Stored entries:
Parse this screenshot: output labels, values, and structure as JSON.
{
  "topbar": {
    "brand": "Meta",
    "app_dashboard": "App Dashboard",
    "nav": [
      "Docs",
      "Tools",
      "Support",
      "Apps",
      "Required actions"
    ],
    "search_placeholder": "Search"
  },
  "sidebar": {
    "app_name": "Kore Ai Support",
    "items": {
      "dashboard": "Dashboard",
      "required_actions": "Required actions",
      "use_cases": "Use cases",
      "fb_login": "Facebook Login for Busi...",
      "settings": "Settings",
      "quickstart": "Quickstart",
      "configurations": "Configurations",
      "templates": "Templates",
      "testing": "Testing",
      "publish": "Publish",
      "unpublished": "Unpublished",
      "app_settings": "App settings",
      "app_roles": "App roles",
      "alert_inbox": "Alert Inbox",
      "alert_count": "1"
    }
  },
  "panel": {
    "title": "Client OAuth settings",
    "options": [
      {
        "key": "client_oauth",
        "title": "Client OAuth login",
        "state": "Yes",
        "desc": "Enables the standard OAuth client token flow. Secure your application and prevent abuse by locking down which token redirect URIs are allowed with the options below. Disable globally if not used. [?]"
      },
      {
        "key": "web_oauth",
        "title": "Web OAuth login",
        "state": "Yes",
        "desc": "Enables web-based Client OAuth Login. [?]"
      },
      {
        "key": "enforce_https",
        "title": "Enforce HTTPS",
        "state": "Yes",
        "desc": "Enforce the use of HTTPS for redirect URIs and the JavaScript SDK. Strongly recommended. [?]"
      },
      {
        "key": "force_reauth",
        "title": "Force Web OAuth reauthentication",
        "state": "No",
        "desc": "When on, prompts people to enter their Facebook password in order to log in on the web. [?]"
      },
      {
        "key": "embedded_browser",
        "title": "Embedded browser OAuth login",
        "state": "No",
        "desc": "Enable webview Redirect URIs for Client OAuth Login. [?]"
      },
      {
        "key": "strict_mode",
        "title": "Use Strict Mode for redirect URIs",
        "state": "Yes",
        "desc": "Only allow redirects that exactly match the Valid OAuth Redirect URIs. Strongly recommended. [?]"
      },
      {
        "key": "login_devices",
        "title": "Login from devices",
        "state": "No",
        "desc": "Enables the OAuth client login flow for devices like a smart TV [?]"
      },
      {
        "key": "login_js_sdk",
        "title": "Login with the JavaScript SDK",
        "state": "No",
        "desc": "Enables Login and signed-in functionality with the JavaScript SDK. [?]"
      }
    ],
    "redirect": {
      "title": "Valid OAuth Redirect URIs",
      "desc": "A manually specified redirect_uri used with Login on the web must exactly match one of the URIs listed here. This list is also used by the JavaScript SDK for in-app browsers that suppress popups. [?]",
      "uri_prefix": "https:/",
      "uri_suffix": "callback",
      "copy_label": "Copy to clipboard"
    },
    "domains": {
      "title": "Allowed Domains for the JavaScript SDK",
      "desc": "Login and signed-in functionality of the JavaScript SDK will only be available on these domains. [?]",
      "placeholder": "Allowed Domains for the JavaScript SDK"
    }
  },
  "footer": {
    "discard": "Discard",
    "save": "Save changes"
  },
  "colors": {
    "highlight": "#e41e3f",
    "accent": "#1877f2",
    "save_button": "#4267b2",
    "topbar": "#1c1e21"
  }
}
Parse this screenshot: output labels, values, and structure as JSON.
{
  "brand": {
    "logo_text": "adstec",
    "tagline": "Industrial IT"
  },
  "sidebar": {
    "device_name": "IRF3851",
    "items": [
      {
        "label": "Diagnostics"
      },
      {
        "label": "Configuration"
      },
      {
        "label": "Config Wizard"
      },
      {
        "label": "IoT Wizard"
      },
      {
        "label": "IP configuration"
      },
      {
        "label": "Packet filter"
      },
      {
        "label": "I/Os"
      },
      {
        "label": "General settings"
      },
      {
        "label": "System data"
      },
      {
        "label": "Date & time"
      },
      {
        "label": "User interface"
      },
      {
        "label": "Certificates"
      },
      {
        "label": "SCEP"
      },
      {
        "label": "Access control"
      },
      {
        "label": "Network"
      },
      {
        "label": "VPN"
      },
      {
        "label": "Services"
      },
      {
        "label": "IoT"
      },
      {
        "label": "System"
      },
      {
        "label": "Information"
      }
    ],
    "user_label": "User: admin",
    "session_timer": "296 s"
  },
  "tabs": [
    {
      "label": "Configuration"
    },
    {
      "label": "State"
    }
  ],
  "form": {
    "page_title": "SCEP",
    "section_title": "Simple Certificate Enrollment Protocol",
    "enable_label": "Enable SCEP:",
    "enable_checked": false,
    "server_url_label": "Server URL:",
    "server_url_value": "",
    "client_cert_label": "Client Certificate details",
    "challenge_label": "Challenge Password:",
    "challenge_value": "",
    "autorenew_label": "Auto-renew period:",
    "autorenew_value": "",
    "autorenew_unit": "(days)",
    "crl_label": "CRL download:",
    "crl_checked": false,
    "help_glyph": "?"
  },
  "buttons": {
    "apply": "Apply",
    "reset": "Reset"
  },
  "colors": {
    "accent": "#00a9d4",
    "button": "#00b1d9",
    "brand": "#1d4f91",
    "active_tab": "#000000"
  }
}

...

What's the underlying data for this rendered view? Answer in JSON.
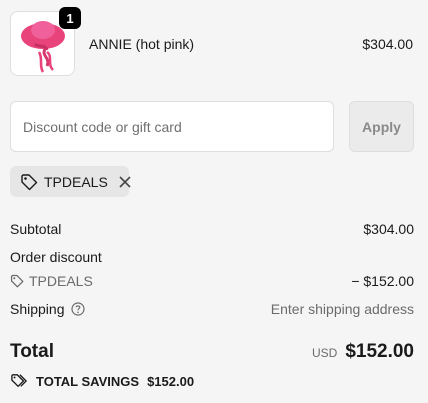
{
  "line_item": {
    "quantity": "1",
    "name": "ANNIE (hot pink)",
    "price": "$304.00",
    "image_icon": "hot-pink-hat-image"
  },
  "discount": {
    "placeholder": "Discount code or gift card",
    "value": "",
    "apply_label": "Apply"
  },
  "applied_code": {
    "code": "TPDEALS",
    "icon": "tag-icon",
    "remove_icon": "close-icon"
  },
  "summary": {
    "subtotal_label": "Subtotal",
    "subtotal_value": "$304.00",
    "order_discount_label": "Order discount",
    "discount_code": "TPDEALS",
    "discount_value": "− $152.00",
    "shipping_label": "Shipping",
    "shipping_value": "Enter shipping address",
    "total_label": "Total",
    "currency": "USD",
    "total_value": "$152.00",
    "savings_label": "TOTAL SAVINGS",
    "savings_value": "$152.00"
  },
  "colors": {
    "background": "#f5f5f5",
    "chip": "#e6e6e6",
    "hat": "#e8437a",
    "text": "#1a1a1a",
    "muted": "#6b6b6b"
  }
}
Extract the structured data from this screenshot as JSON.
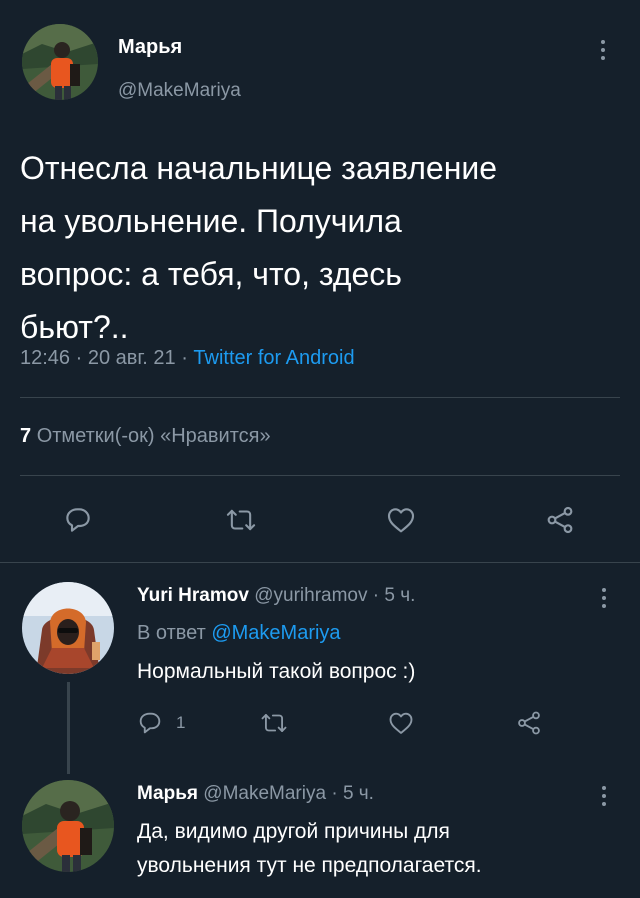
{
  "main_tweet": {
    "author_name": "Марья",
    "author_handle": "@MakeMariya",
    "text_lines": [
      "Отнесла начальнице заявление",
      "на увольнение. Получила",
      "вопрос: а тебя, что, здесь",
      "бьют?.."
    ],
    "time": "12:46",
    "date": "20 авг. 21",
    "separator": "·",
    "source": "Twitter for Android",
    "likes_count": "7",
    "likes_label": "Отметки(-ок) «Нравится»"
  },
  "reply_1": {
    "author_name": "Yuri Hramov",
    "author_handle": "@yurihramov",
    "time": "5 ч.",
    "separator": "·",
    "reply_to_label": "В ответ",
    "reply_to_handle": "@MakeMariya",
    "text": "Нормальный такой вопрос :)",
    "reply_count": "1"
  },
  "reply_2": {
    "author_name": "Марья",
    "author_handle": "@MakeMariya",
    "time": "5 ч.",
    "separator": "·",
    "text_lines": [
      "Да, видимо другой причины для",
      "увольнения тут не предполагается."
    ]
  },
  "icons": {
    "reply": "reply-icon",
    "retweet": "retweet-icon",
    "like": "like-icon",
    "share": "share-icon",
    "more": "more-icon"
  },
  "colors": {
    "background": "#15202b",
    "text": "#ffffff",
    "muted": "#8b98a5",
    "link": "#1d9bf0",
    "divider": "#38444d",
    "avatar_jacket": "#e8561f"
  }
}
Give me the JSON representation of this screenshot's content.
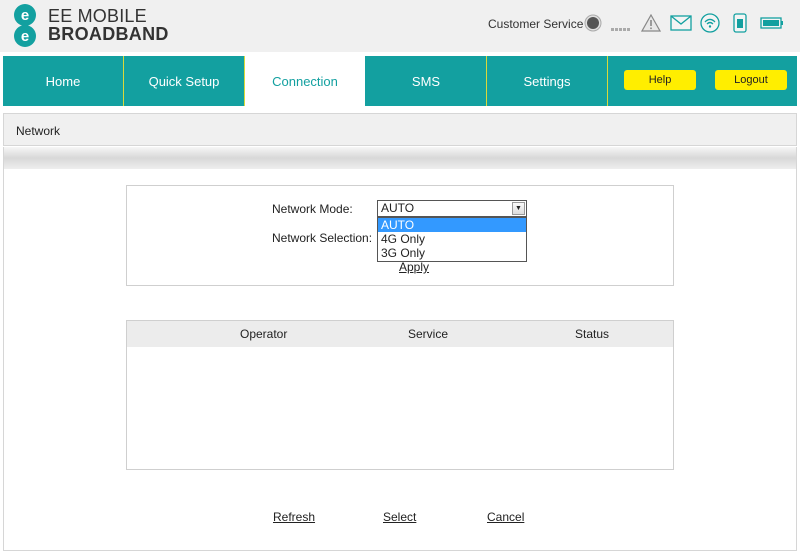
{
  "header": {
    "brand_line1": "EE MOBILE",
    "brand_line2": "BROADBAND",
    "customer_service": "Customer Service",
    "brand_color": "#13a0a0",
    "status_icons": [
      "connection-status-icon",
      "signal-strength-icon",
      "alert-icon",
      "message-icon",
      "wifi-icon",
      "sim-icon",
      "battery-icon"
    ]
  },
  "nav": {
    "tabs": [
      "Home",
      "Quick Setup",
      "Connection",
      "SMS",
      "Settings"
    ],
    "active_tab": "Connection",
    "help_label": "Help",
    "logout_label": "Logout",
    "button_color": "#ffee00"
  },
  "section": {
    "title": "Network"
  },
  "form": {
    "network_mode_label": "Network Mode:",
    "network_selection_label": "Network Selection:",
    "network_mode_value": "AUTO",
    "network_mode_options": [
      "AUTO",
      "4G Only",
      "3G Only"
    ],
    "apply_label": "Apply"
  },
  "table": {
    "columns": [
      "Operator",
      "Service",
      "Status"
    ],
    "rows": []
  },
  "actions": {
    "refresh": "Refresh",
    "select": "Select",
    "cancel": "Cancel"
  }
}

Goal
Pull out each line of the records holding the string "functionality".

Correct answer
        "desc": "Enables Login and signed-in functionality with the JavaScript SDK. [?]"
      "desc": "Login and signed-in functionality of the JavaScript SDK will only be available on these domains. [?]",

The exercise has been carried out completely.